AIM: Print the records below word for word, but leave out the pictures.

DATA PROVIDED:
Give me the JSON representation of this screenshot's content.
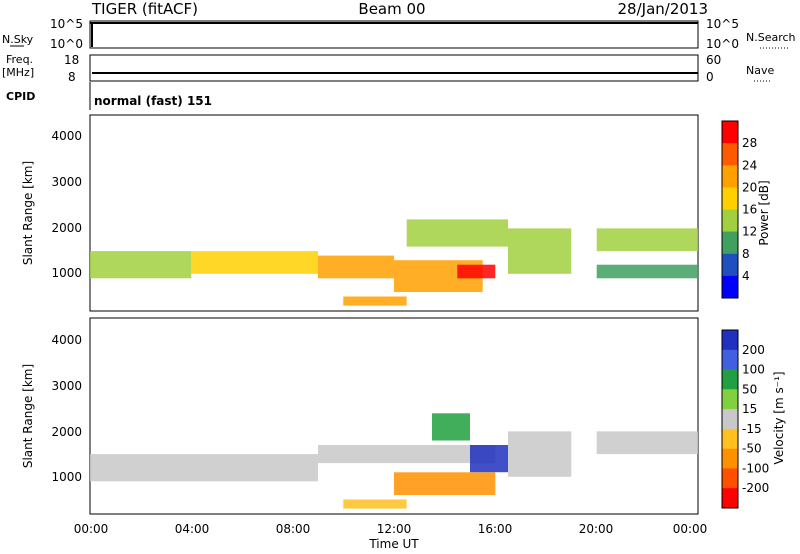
{
  "header": {
    "station": "TIGER (fitACF)",
    "beam": "Beam 00",
    "date": "28/Jan/2013"
  },
  "top_panels": {
    "nsky": {
      "label": "N.Sky",
      "ticks": [
        "10^5",
        "10^0"
      ]
    },
    "nsearch": {
      "label": "N.Search",
      "ticks": [
        "10^5",
        "10^0"
      ]
    },
    "freq": {
      "label_line1": "Freq.",
      "label_line2": "[MHz]",
      "ticks": [
        "18",
        "8"
      ]
    },
    "nave": {
      "label": "Nave",
      "ticks": [
        "60",
        "0"
      ]
    },
    "cpid": {
      "label": "CPID",
      "value": "normal (fast) 151"
    }
  },
  "power_panel": {
    "ylabel": "Slant Range [km]",
    "yticks": [
      "4000",
      "3000",
      "2000",
      "1000"
    ],
    "colorbar_label": "Power [dB]",
    "colorbar_ticks": [
      "28",
      "24",
      "20",
      "16",
      "12",
      "8",
      "4"
    ],
    "colorbar_colors": [
      "#ff0000",
      "#ff5a00",
      "#ffa000",
      "#ffd000",
      "#a0d040",
      "#40a060",
      "#2050c0",
      "#0000ff"
    ]
  },
  "velocity_panel": {
    "ylabel": "Slant Range [km]",
    "yticks": [
      "4000",
      "3000",
      "2000",
      "1000"
    ],
    "colorbar_label": "Velocity [m s⁻¹]",
    "colorbar_ticks": [
      "200",
      "100",
      "50",
      "15",
      "-15",
      "-50",
      "-100",
      "-200"
    ],
    "colorbar_colors": [
      "#2030c0",
      "#4060e0",
      "#20a040",
      "#80d040",
      "#c8c8c8",
      "#ffc020",
      "#ff9000",
      "#ff5000",
      "#ff0000"
    ]
  },
  "xaxis": {
    "label": "Time UT",
    "ticks": [
      "00:00",
      "04:00",
      "08:00",
      "12:00",
      "16:00",
      "20:00",
      "00:00"
    ]
  },
  "chart_data": {
    "type": "heatmap",
    "title": "TIGER (fitACF) Beam 00 28/Jan/2013",
    "xlabel": "Time UT",
    "ylabel": "Slant Range [km]",
    "xlim": [
      0,
      24
    ],
    "ylim": [
      180,
      4500
    ],
    "panels": [
      {
        "name": "Power",
        "colorbar_label": "Power [dB]",
        "colorbar_range": [
          0,
          32
        ],
        "regions": [
          {
            "t0": 0.0,
            "t1": 4.0,
            "r0": 900,
            "r1": 1500,
            "value": 14
          },
          {
            "t0": 4.0,
            "t1": 9.0,
            "r0": 1000,
            "r1": 1500,
            "value": 18
          },
          {
            "t0": 9.0,
            "t1": 12.0,
            "r0": 900,
            "r1": 1400,
            "value": 22
          },
          {
            "t0": 10.0,
            "t1": 12.5,
            "r0": 300,
            "r1": 500,
            "value": 24
          },
          {
            "t0": 12.0,
            "t1": 15.5,
            "r0": 600,
            "r1": 1300,
            "value": 22
          },
          {
            "t0": 14.5,
            "t1": 16.0,
            "r0": 900,
            "r1": 1200,
            "value": 30
          },
          {
            "t0": 12.5,
            "t1": 16.5,
            "r0": 1600,
            "r1": 2200,
            "value": 12
          },
          {
            "t0": 16.5,
            "t1": 19.0,
            "r0": 1000,
            "r1": 2000,
            "value": 12
          },
          {
            "t0": 20.0,
            "t1": 24.0,
            "r0": 1500,
            "r1": 2000,
            "value": 12
          },
          {
            "t0": 20.0,
            "t1": 24.0,
            "r0": 900,
            "r1": 1200,
            "value": 10
          }
        ]
      },
      {
        "name": "Velocity",
        "colorbar_label": "Velocity [m s⁻¹]",
        "colorbar_range": [
          -200,
          200
        ],
        "regions": [
          {
            "t0": 0.0,
            "t1": 9.0,
            "r0": 900,
            "r1": 1500,
            "value": 0
          },
          {
            "t0": 9.0,
            "t1": 16.0,
            "r0": 1300,
            "r1": 1700,
            "value": 0
          },
          {
            "t0": 10.0,
            "t1": 12.5,
            "r0": 300,
            "r1": 500,
            "value": -60
          },
          {
            "t0": 12.0,
            "t1": 16.0,
            "r0": 600,
            "r1": 1100,
            "value": -80
          },
          {
            "t0": 15.0,
            "t1": 16.5,
            "r0": 1100,
            "r1": 1700,
            "value": 180
          },
          {
            "t0": 13.5,
            "t1": 15.0,
            "r0": 1800,
            "r1": 2400,
            "value": 120
          },
          {
            "t0": 16.5,
            "t1": 19.0,
            "r0": 1000,
            "r1": 2000,
            "value": 0
          },
          {
            "t0": 20.0,
            "t1": 24.0,
            "r0": 1500,
            "r1": 2000,
            "value": 0
          }
        ]
      }
    ]
  }
}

ANSWER TO THIS TASK:
Give me the JSON representation of this screenshot's content.
{
  "header": {
    "station": "TIGER (fitACF)",
    "beam": "Beam 00",
    "date": "28/Jan/2013"
  },
  "top_panels": {
    "nsky": {
      "label": "N.Sky",
      "ticks": [
        "10^5",
        "10^0"
      ]
    },
    "nsearch": {
      "label": "N.Search",
      "ticks": [
        "10^5",
        "10^0"
      ]
    },
    "freq": {
      "label_line1": "Freq.",
      "label_line2": "[MHz]",
      "ticks": [
        "18",
        "8"
      ]
    },
    "nave": {
      "label": "Nave",
      "ticks": [
        "60",
        "0"
      ]
    },
    "cpid": {
      "label": "CPID",
      "value": "normal (fast) 151"
    }
  },
  "power_panel": {
    "ylabel": "Slant Range [km]",
    "yticks": [
      "4000",
      "3000",
      "2000",
      "1000"
    ],
    "colorbar_label": "Power [dB]",
    "colorbar_ticks": [
      "28",
      "24",
      "20",
      "16",
      "12",
      "8",
      "4"
    ],
    "colorbar_colors": [
      "#ff0000",
      "#ff5a00",
      "#ffa000",
      "#ffd000",
      "#a0d040",
      "#40a060",
      "#2050c0",
      "#0000ff"
    ]
  },
  "velocity_panel": {
    "ylabel": "Slant Range [km]",
    "yticks": [
      "4000",
      "3000",
      "2000",
      "1000"
    ],
    "colorbar_label": "Velocity [m s⁻¹]",
    "colorbar_ticks": [
      "200",
      "100",
      "50",
      "15",
      "-15",
      "-50",
      "-100",
      "-200"
    ],
    "colorbar_colors": [
      "#2030c0",
      "#4060e0",
      "#20a040",
      "#80d040",
      "#c8c8c8",
      "#ffc020",
      "#ff9000",
      "#ff5000",
      "#ff0000"
    ]
  },
  "xaxis": {
    "label": "Time UT",
    "ticks": [
      "00:00",
      "04:00",
      "08:00",
      "12:00",
      "16:00",
      "20:00",
      "00:00"
    ]
  },
  "chart_data": {
    "type": "heatmap",
    "title": "TIGER (fitACF) Beam 00 28/Jan/2013",
    "xlabel": "Time UT",
    "ylabel": "Slant Range [km]",
    "xlim": [
      0,
      24
    ],
    "ylim": [
      180,
      4500
    ],
    "panels": [
      {
        "name": "Power",
        "colorbar_label": "Power [dB]",
        "colorbar_range": [
          0,
          32
        ],
        "regions": [
          {
            "t0": 0.0,
            "t1": 4.0,
            "r0": 900,
            "r1": 1500,
            "value": 14
          },
          {
            "t0": 4.0,
            "t1": 9.0,
            "r0": 1000,
            "r1": 1500,
            "value": 18
          },
          {
            "t0": 9.0,
            "t1": 12.0,
            "r0": 900,
            "r1": 1400,
            "value": 22
          },
          {
            "t0": 10.0,
            "t1": 12.5,
            "r0": 300,
            "r1": 500,
            "value": 24
          },
          {
            "t0": 12.0,
            "t1": 15.5,
            "r0": 600,
            "r1": 1300,
            "value": 22
          },
          {
            "t0": 14.5,
            "t1": 16.0,
            "r0": 900,
            "r1": 1200,
            "value": 30
          },
          {
            "t0": 12.5,
            "t1": 16.5,
            "r0": 1600,
            "r1": 2200,
            "value": 12
          },
          {
            "t0": 16.5,
            "t1": 19.0,
            "r0": 1000,
            "r1": 2000,
            "value": 12
          },
          {
            "t0": 20.0,
            "t1": 24.0,
            "r0": 1500,
            "r1": 2000,
            "value": 12
          },
          {
            "t0": 20.0,
            "t1": 24.0,
            "r0": 900,
            "r1": 1200,
            "value": 10
          }
        ]
      },
      {
        "name": "Velocity",
        "colorbar_label": "Velocity [m s⁻¹]",
        "colorbar_range": [
          -200,
          200
        ],
        "regions": [
          {
            "t0": 0.0,
            "t1": 9.0,
            "r0": 900,
            "r1": 1500,
            "value": 0
          },
          {
            "t0": 9.0,
            "t1": 16.0,
            "r0": 1300,
            "r1": 1700,
            "value": 0
          },
          {
            "t0": 10.0,
            "t1": 12.5,
            "r0": 300,
            "r1": 500,
            "value": -60
          },
          {
            "t0": 12.0,
            "t1": 16.0,
            "r0": 600,
            "r1": 1100,
            "value": -80
          },
          {
            "t0": 15.0,
            "t1": 16.5,
            "r0": 1100,
            "r1": 1700,
            "value": 180
          },
          {
            "t0": 13.5,
            "t1": 15.0,
            "r0": 1800,
            "r1": 2400,
            "value": 120
          },
          {
            "t0": 16.5,
            "t1": 19.0,
            "r0": 1000,
            "r1": 2000,
            "value": 0
          },
          {
            "t0": 20.0,
            "t1": 24.0,
            "r0": 1500,
            "r1": 2000,
            "value": 0
          }
        ]
      }
    ]
  }
}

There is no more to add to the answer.